Stored entries:
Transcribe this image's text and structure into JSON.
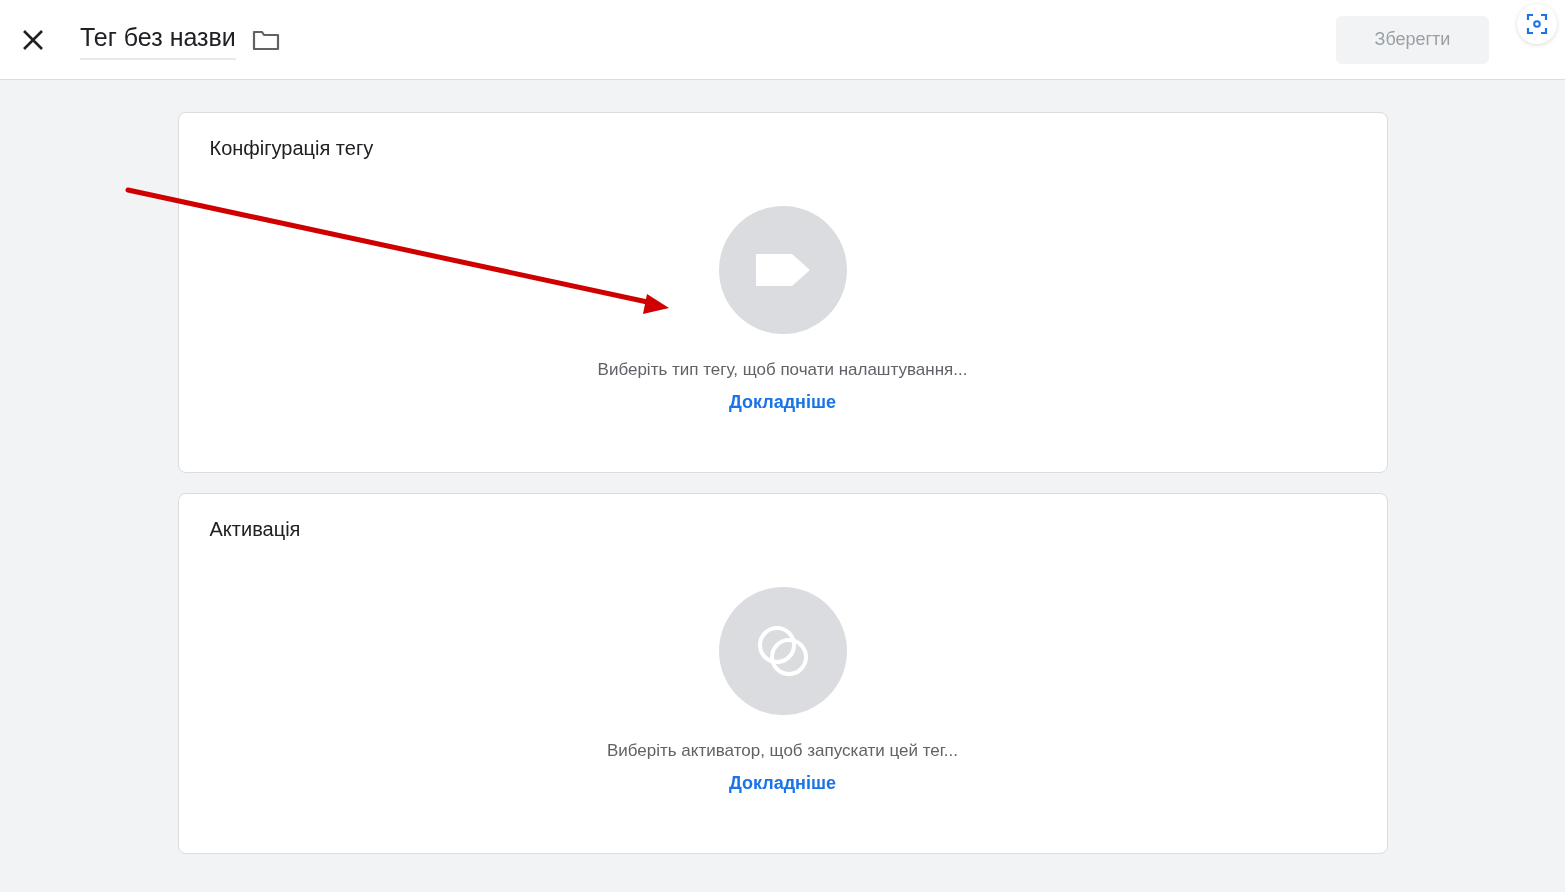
{
  "header": {
    "title": "Тег без назви",
    "save_button": {
      "label": "Зберегти",
      "disabled": true
    }
  },
  "cards": [
    {
      "kind": "tag",
      "title": "Конфігурація тегу",
      "hint": "Виберіть тип тегу, щоб почати налаштування...",
      "link": "Докладніше"
    },
    {
      "kind": "trigger",
      "title": "Активація",
      "hint": "Виберіть активатор, щоб запускати цей тег...",
      "link": "Докладніше"
    }
  ]
}
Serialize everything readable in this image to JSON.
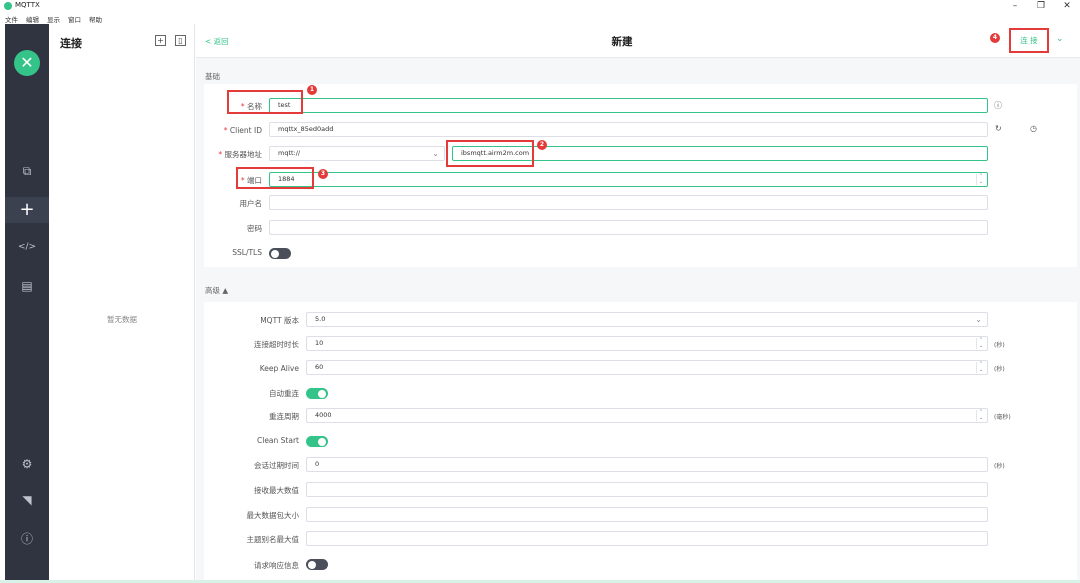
{
  "window": {
    "title": "MQTTX",
    "controls": [
      "–",
      "❐",
      "✕"
    ]
  },
  "menu": [
    "文件",
    "编辑",
    "显示",
    "窗口",
    "帮助"
  ],
  "sidebar": {
    "brand_glyph": "✕",
    "nav_icons": [
      "copy-icon",
      "plus-icon",
      "code-icon",
      "log-icon",
      "settings-icon",
      "feed-icon",
      "info-icon"
    ]
  },
  "connections": {
    "title": "连接",
    "empty_text": "暂无数据"
  },
  "header": {
    "back_label": "< 返回",
    "title": "新建",
    "connect_label": "连 接"
  },
  "basic": {
    "section_label": "基础",
    "name": {
      "label": "名称",
      "value": "test"
    },
    "client_id": {
      "label": "Client ID",
      "value": "mqttx_85ed0add"
    },
    "server": {
      "label": "服务器地址",
      "protocol": "mqtt://",
      "host": "ibsmqtt.airm2m.com"
    },
    "port": {
      "label": "端口",
      "value": "1884"
    },
    "username": {
      "label": "用户名",
      "value": ""
    },
    "password": {
      "label": "密码",
      "value": ""
    },
    "ssl": {
      "label": "SSL/TLS",
      "on": false
    }
  },
  "advanced": {
    "section_label": "高级 ▲",
    "mqtt_version": {
      "label": "MQTT 版本",
      "value": "5.0"
    },
    "connect_timeout": {
      "label": "连接超时时长",
      "value": "10",
      "unit": "(秒)"
    },
    "keep_alive": {
      "label": "Keep Alive",
      "value": "60",
      "unit": "(秒)"
    },
    "auto_reconnect": {
      "label": "自动重连",
      "on": true
    },
    "reconnect_period": {
      "label": "重连周期",
      "value": "4000",
      "unit": "(毫秒)"
    },
    "clean_start": {
      "label": "Clean Start",
      "on": true
    },
    "session_expiry": {
      "label": "会话过期时间",
      "value": "0",
      "unit": "(秒)"
    },
    "receive_max": {
      "label": "接收最大数值",
      "value": ""
    },
    "max_packet": {
      "label": "最大数据包大小",
      "value": ""
    },
    "topic_alias_max": {
      "label": "主题别名最大值",
      "value": ""
    },
    "request_response": {
      "label": "请求响应信息",
      "on": false
    }
  },
  "annotations": [
    "1",
    "2",
    "3",
    "4"
  ],
  "colors": {
    "accent": "#34c388",
    "highlight": "#e33a3a",
    "sidebar": "#2f3440"
  }
}
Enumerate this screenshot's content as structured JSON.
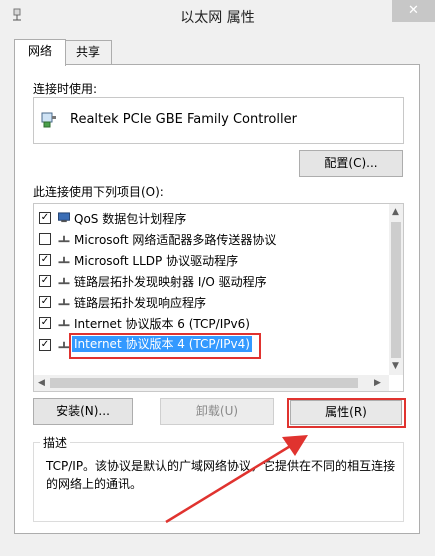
{
  "window": {
    "title": "以太网 属性",
    "close_glyph": "✕"
  },
  "tabs": [
    {
      "label": "网络"
    },
    {
      "label": "共享"
    }
  ],
  "connect_using": {
    "label": "连接时使用:",
    "device": "Realtek PCIe GBE Family Controller",
    "configure_button": "配置(C)..."
  },
  "items_section": {
    "label": "此连接使用下列项目(O):",
    "items": [
      {
        "label": "QoS 数据包计划程序",
        "checked": true,
        "icon": "qos-icon"
      },
      {
        "label": "Microsoft 网络适配器多路传送器协议",
        "checked": false,
        "icon": "protocol-icon"
      },
      {
        "label": "Microsoft LLDP 协议驱动程序",
        "checked": true,
        "icon": "protocol-icon"
      },
      {
        "label": "链路层拓扑发现映射器 I/O 驱动程序",
        "checked": true,
        "icon": "protocol-icon"
      },
      {
        "label": "链路层拓扑发现响应程序",
        "checked": true,
        "icon": "protocol-icon"
      },
      {
        "label": "Internet 协议版本 6 (TCP/IPv6)",
        "checked": true,
        "icon": "protocol-icon"
      },
      {
        "label": "Internet 协议版本 4 (TCP/IPv4)",
        "checked": true,
        "icon": "protocol-icon",
        "selected": true
      }
    ]
  },
  "buttons": {
    "install": "安装(N)...",
    "uninstall": "卸载(U)",
    "properties": "属性(R)"
  },
  "description": {
    "legend": "描述",
    "text": "TCP/IP。该协议是默认的广域网络协议，它提供在不同的相互连接的网络上的通讯。"
  },
  "colors": {
    "selection": "#3399ff",
    "annotation": "#e0332f"
  }
}
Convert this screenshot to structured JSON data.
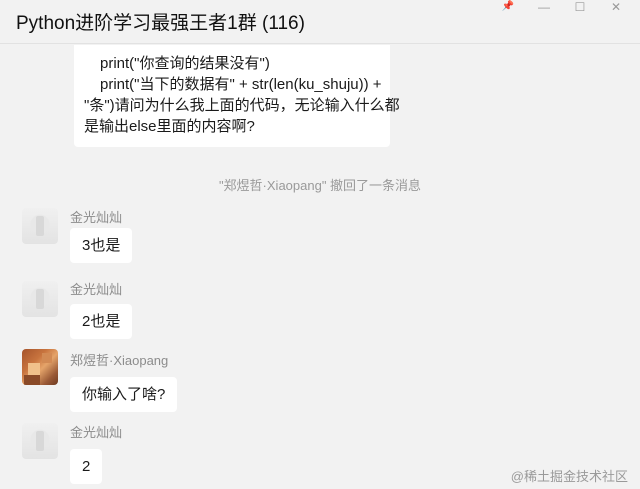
{
  "window": {
    "title": "Python进阶学习最强王者1群 (116)",
    "controls": {
      "pin": "📌",
      "minimize": "—",
      "maximize": "☐",
      "close": "✕"
    }
  },
  "messages": {
    "top_bubble": {
      "lines": [
        "print(\"你查询的结果没有\")",
        "print(\"当下的数据有\" + str(len(ku_shuju)) +",
        "\"条\")请问为什么我上面的代码，无论输入什么都",
        "是输出else里面的内容啊?"
      ]
    },
    "recall_notice": "\"郑煜哲·Xiaopang\" 撤回了一条消息",
    "items": [
      {
        "sender": "金光灿灿",
        "text": "3也是"
      },
      {
        "sender": "金光灿灿",
        "text": "2也是"
      },
      {
        "sender": "郑煜哲·Xiaopang",
        "text": "你输入了啥?"
      },
      {
        "sender": "金光灿灿",
        "text": "2"
      }
    ]
  },
  "watermark": "@稀土掘金技术社区",
  "colors": {
    "background": "#f2f2f2",
    "bubble": "#ffffff",
    "muted_text": "#9a9a9a"
  }
}
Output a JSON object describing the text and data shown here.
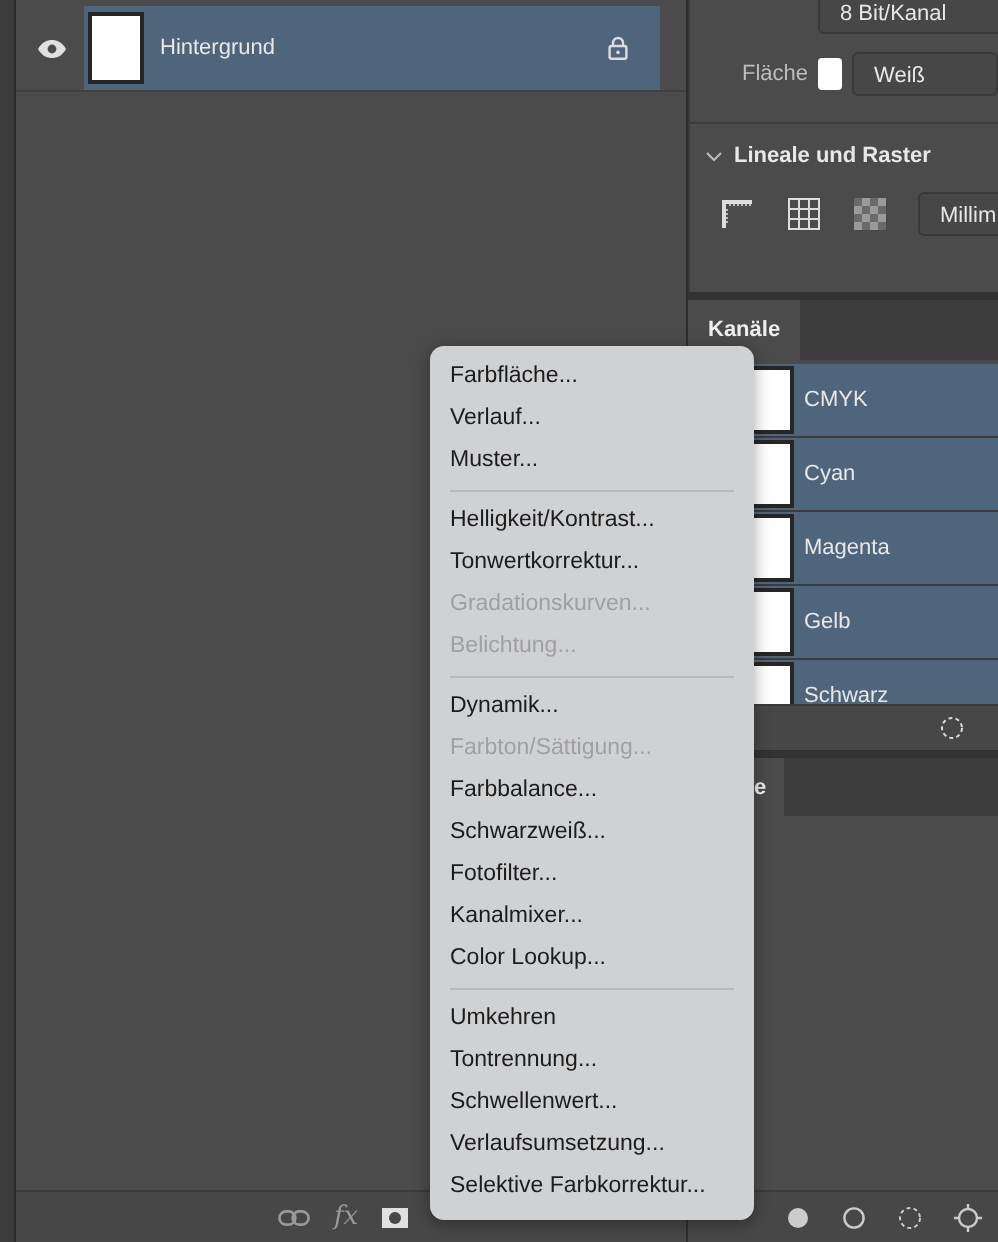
{
  "layers_panel": {
    "layers": [
      {
        "name": "Hintergrund",
        "visible": true,
        "locked": true,
        "selected": true
      }
    ],
    "footer": {
      "fx_label": "fx"
    }
  },
  "properties_panel": {
    "depth": "8 Bit/Kanal",
    "fill_label": "Fläche",
    "fill_value": "Weiß",
    "section": {
      "title": "Lineale und Raster",
      "expanded": true
    },
    "units": "Millim"
  },
  "channels_panel": {
    "tabs": [
      {
        "label": "Kanäle",
        "selected": true
      }
    ],
    "channels": [
      {
        "name": "CMYK",
        "selected": true
      },
      {
        "name": "Cyan",
        "selected": true
      },
      {
        "name": "Magenta",
        "selected": true
      },
      {
        "name": "Gelb",
        "selected": true
      },
      {
        "name": "Schwarz",
        "selected": true
      }
    ]
  },
  "lower_panel": {
    "tabs": [
      {
        "label": "e",
        "selected": true
      }
    ]
  },
  "adjustment_menu": {
    "groups": [
      [
        {
          "label": "Farbfläche...",
          "disabled": false
        },
        {
          "label": "Verlauf...",
          "disabled": false
        },
        {
          "label": "Muster...",
          "disabled": false
        }
      ],
      [
        {
          "label": "Helligkeit/Kontrast...",
          "disabled": false
        },
        {
          "label": "Tonwertkorrektur...",
          "disabled": false
        },
        {
          "label": "Gradationskurven...",
          "disabled": true
        },
        {
          "label": "Belichtung...",
          "disabled": true
        }
      ],
      [
        {
          "label": "Dynamik...",
          "disabled": false
        },
        {
          "label": "Farbton/Sättigung...",
          "disabled": true
        },
        {
          "label": "Farbbalance...",
          "disabled": false
        },
        {
          "label": "Schwarzweiß...",
          "disabled": false
        },
        {
          "label": "Fotofilter...",
          "disabled": false
        },
        {
          "label": "Kanalmixer...",
          "disabled": false
        },
        {
          "label": "Color Lookup...",
          "disabled": false
        }
      ],
      [
        {
          "label": "Umkehren",
          "disabled": false
        },
        {
          "label": "Tontrennung...",
          "disabled": false
        },
        {
          "label": "Schwellenwert...",
          "disabled": false
        },
        {
          "label": "Verlaufsumsetzung...",
          "disabled": false
        },
        {
          "label": "Selektive Farbkorrektur...",
          "disabled": false
        }
      ]
    ]
  }
}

§ Problem statement
Work out how many lines of the listing above include the word "тегу". Report only the number.

§ Task result
2